#### Input rows:
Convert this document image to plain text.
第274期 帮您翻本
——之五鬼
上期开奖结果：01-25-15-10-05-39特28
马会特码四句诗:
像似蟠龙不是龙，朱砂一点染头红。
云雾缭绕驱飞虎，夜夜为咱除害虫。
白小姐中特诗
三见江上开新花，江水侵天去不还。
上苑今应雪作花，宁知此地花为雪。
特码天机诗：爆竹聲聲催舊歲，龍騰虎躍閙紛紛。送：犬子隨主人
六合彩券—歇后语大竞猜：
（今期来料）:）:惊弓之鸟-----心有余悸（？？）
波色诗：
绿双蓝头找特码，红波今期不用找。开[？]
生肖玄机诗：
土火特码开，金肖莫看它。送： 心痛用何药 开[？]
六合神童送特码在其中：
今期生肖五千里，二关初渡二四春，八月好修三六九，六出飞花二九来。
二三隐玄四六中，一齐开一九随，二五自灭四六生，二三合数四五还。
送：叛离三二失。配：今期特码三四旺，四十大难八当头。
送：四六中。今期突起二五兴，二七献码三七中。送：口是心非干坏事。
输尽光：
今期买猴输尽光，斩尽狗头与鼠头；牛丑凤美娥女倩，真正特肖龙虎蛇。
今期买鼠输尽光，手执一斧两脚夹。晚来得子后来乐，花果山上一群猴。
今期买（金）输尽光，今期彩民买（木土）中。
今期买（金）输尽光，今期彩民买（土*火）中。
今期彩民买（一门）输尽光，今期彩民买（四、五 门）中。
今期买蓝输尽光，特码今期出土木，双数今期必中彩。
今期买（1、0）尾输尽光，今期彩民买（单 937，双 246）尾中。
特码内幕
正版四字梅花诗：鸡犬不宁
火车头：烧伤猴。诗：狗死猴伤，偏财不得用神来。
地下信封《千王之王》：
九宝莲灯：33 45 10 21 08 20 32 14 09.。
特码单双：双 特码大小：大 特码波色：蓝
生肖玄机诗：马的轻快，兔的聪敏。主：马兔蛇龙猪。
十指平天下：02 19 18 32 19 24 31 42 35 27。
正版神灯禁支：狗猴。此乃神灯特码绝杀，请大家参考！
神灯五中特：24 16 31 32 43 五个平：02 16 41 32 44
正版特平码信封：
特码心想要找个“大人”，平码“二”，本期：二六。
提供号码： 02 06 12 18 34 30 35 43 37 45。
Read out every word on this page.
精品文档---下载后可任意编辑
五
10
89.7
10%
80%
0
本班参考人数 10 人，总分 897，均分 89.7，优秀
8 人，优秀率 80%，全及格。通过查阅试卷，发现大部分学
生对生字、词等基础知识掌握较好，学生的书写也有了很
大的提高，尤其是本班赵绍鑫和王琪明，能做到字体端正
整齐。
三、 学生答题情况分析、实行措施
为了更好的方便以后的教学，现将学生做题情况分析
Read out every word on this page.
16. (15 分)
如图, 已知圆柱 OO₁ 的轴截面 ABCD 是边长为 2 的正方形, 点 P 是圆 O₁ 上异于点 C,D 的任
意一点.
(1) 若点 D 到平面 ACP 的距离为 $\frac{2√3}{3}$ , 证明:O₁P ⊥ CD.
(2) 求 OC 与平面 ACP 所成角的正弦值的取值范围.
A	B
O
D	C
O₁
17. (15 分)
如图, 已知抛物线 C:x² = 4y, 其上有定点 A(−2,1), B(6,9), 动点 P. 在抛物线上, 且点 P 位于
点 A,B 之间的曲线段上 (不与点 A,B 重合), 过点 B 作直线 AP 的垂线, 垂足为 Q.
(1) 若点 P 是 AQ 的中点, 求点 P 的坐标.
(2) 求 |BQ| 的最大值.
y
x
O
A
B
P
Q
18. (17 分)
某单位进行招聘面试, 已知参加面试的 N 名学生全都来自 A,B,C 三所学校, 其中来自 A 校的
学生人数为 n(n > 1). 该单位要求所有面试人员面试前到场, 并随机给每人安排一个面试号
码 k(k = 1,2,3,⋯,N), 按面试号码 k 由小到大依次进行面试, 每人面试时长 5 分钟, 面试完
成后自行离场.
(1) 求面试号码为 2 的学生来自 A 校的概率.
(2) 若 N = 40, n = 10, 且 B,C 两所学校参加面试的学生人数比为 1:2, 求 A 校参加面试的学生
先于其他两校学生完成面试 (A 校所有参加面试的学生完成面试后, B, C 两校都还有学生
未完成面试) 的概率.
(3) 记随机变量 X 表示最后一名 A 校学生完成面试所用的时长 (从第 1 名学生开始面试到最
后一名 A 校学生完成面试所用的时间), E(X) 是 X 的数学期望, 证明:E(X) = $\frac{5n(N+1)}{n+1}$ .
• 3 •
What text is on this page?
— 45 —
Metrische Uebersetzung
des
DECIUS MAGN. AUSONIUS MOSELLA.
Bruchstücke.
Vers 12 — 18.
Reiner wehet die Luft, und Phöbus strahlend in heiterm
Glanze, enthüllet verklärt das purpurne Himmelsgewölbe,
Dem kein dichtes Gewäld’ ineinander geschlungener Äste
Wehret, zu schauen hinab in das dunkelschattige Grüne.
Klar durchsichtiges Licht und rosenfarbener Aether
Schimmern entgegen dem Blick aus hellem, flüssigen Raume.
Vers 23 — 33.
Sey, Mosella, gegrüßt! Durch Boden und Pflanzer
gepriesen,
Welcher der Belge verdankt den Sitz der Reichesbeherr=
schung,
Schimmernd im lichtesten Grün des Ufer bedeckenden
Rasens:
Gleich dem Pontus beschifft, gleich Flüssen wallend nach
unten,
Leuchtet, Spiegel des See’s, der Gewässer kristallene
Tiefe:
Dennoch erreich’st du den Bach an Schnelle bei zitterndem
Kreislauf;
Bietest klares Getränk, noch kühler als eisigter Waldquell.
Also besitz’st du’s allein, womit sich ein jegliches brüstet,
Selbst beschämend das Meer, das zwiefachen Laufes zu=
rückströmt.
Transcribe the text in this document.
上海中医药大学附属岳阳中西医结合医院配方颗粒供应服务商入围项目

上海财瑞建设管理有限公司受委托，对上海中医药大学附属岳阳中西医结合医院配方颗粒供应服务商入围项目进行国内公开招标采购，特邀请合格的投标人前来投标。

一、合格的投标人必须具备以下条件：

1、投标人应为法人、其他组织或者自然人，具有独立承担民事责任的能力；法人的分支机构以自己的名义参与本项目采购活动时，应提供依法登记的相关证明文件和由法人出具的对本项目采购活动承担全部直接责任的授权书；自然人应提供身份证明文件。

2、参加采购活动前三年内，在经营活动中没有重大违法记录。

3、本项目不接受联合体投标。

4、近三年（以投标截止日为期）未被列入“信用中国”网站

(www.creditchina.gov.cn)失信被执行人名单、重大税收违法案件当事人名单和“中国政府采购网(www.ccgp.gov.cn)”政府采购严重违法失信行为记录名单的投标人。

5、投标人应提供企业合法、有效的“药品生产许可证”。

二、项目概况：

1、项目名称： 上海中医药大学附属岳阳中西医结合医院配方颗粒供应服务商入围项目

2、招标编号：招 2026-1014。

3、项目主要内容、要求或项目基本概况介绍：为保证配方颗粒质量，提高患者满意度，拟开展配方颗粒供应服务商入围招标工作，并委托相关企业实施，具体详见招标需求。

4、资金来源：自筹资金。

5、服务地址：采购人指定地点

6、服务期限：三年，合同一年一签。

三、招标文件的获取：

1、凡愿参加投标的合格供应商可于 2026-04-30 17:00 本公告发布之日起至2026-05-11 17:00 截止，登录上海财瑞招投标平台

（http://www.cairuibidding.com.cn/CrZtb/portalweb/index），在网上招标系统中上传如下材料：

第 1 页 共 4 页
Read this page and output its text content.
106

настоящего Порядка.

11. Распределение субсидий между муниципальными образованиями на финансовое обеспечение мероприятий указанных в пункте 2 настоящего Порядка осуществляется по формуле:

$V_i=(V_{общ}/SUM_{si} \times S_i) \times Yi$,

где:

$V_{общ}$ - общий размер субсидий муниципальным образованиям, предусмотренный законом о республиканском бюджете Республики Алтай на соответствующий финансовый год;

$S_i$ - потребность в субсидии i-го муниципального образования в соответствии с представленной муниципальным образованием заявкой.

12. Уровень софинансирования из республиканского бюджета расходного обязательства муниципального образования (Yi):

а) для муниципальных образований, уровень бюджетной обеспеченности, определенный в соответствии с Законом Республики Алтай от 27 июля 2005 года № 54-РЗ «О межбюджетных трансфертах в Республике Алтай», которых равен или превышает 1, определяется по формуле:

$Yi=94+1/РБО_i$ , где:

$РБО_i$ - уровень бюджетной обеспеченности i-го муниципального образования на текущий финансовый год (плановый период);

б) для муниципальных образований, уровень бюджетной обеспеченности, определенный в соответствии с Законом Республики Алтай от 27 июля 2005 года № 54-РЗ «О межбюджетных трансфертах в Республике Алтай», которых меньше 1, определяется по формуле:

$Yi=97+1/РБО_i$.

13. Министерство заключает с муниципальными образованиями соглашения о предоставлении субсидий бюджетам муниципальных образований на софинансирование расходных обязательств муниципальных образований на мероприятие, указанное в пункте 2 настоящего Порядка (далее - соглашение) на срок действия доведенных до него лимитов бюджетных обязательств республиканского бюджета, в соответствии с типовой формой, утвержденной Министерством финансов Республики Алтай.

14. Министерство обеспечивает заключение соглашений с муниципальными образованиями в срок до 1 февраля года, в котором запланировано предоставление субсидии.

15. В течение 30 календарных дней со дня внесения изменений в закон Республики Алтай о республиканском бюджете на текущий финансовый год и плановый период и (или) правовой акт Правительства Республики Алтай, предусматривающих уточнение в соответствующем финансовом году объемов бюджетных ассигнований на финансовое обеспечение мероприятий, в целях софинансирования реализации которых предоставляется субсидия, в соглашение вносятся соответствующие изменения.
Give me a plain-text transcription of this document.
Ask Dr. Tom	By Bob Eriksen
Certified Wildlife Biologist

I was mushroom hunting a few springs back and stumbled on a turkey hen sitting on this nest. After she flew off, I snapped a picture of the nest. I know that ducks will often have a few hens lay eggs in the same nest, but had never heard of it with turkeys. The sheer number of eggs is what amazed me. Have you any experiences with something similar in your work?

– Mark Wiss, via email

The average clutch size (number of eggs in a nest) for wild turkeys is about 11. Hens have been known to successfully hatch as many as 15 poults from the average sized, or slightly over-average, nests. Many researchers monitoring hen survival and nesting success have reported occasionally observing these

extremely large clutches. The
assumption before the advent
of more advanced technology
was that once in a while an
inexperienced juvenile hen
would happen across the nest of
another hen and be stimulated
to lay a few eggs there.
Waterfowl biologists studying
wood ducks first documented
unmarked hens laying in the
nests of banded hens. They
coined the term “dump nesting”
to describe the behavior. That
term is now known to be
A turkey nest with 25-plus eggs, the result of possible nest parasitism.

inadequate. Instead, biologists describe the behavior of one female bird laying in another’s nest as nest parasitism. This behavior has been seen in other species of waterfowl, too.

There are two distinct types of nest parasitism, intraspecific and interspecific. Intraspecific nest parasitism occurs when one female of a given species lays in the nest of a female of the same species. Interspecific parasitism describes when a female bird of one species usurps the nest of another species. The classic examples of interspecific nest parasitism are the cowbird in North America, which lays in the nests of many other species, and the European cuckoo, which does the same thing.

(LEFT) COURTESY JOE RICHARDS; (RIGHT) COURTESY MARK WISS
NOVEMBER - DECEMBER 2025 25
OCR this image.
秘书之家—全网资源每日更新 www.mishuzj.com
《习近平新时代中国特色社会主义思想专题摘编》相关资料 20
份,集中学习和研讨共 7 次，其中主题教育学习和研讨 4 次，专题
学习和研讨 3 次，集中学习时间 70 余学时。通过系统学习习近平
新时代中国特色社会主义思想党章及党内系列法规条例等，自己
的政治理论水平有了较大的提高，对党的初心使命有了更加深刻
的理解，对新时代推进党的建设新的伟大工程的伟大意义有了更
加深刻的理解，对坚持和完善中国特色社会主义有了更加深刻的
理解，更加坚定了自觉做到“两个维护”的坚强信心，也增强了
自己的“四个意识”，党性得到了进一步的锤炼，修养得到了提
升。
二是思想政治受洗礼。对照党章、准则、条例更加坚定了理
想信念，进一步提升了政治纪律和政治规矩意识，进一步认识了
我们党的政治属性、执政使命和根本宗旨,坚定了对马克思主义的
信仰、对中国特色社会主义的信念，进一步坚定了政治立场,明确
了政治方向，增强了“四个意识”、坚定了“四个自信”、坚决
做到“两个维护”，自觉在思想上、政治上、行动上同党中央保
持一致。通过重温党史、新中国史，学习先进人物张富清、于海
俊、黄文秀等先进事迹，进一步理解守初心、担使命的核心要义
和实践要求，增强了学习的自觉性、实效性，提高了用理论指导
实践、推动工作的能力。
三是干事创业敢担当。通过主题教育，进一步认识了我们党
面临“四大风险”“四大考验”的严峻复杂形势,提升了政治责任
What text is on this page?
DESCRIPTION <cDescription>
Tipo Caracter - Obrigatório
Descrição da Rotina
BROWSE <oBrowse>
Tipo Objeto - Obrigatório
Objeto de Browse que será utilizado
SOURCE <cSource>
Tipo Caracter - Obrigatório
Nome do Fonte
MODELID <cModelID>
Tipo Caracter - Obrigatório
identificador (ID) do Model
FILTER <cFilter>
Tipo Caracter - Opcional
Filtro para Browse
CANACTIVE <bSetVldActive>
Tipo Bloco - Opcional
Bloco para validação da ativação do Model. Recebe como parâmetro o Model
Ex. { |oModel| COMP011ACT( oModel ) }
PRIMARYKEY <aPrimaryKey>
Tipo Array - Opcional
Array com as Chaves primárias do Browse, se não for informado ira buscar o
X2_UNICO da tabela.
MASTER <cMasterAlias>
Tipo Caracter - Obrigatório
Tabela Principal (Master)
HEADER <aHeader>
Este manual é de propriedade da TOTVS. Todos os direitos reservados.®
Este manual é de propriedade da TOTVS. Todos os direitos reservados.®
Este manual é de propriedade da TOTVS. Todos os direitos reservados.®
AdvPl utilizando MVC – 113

#### The problem:
In the records above, locate the line that contains "OCR this image.". Repeat it and every line after it, exactly, and nothing else.

#### Solved problem:
OCR this image.
秘书之家—全网资源每日更新 www.mishuzj.com
《习近平新时代中国特色社会主义思想专题摘编》相关资料 20
份,集中学习和研讨共 7 次，其中主题教育学习和研讨 4 次，专题
学习和研讨 3 次，集中学习时间 70 余学时。通过系统学习习近平
新时代中国特色社会主义思想党章及党内系列法规条例等，自己
的政治理论水平有了较大的提高，对党的初心使命有了更加深刻
的理解，对新时代推进党的建设新的伟大工程的伟大意义有了更
加深刻的理解，对坚持和完善中国特色社会主义有了更加深刻的
理解，更加坚定了自觉做到“两个维护”的坚强信心，也增强了
自己的“四个意识”，党性得到了进一步的锤炼，修养得到了提
升。
二是思想政治受洗礼。对照党章、准则、条例更加坚定了理
想信念，进一步提升了政治纪律和政治规矩意识，进一步认识了
我们党的政治属性、执政使命和根本宗旨,坚定了对马克思主义的
信仰、对中国特色社会主义的信念，进一步坚定了政治立场,明确
了政治方向，增强了“四个意识”、坚定了“四个自信”、坚决
做到“两个维护”，自觉在思想上、政治上、行动上同党中央保
持一致。通过重温党史、新中国史，学习先进人物张富清、于海
俊、黄文秀等先进事迹，进一步理解守初心、担使命的核心要义
和实践要求，增强了学习的自觉性、实效性，提高了用理论指导
实践、推动工作的能力。
三是干事创业敢担当。通过主题教育，进一步认识了我们党
面临“四大风险”“四大考验”的严峻复杂形势,提升了政治责任
What text is on this page?
DESCRIPTION <cDescription>
Tipo Caracter - Obrigatório
Descrição da Rotina
BROWSE <oBrowse>
Tipo Objeto - Obrigatório
Objeto de Browse que será utilizado
SOURCE <cSource>
Tipo Caracter - Obrigatório
Nome do Fonte
MODELID <cModelID>
Tipo Caracter - Obrigatório
identificador (ID) do Model
FILTER <cFilter>
Tipo Caracter - Opcional
Filtro para Browse
CANACTIVE <bSetVldActive>
Tipo Bloco - Opcional
Bloco para validação da ativação do Model. Recebe como parâmetro o Model
Ex. { |oModel| COMP011ACT( oModel ) }
PRIMARYKEY <aPrimaryKey>
Tipo Array - Opcional
Array com as Chaves primárias do Browse, se não for informado ira buscar o
X2_UNICO da tabela.
MASTER <cMasterAlias>
Tipo Caracter - Obrigatório
Tabela Principal (Master)
HEADER <aHeader>
Este manual é de propriedade da TOTVS. Todos os direitos reservados.®
Este manual é de propriedade da TOTVS. Todos os direitos reservados.®
Este manual é de propriedade da TOTVS. Todos os direitos reservados.®
AdvPl utilizando MVC – 113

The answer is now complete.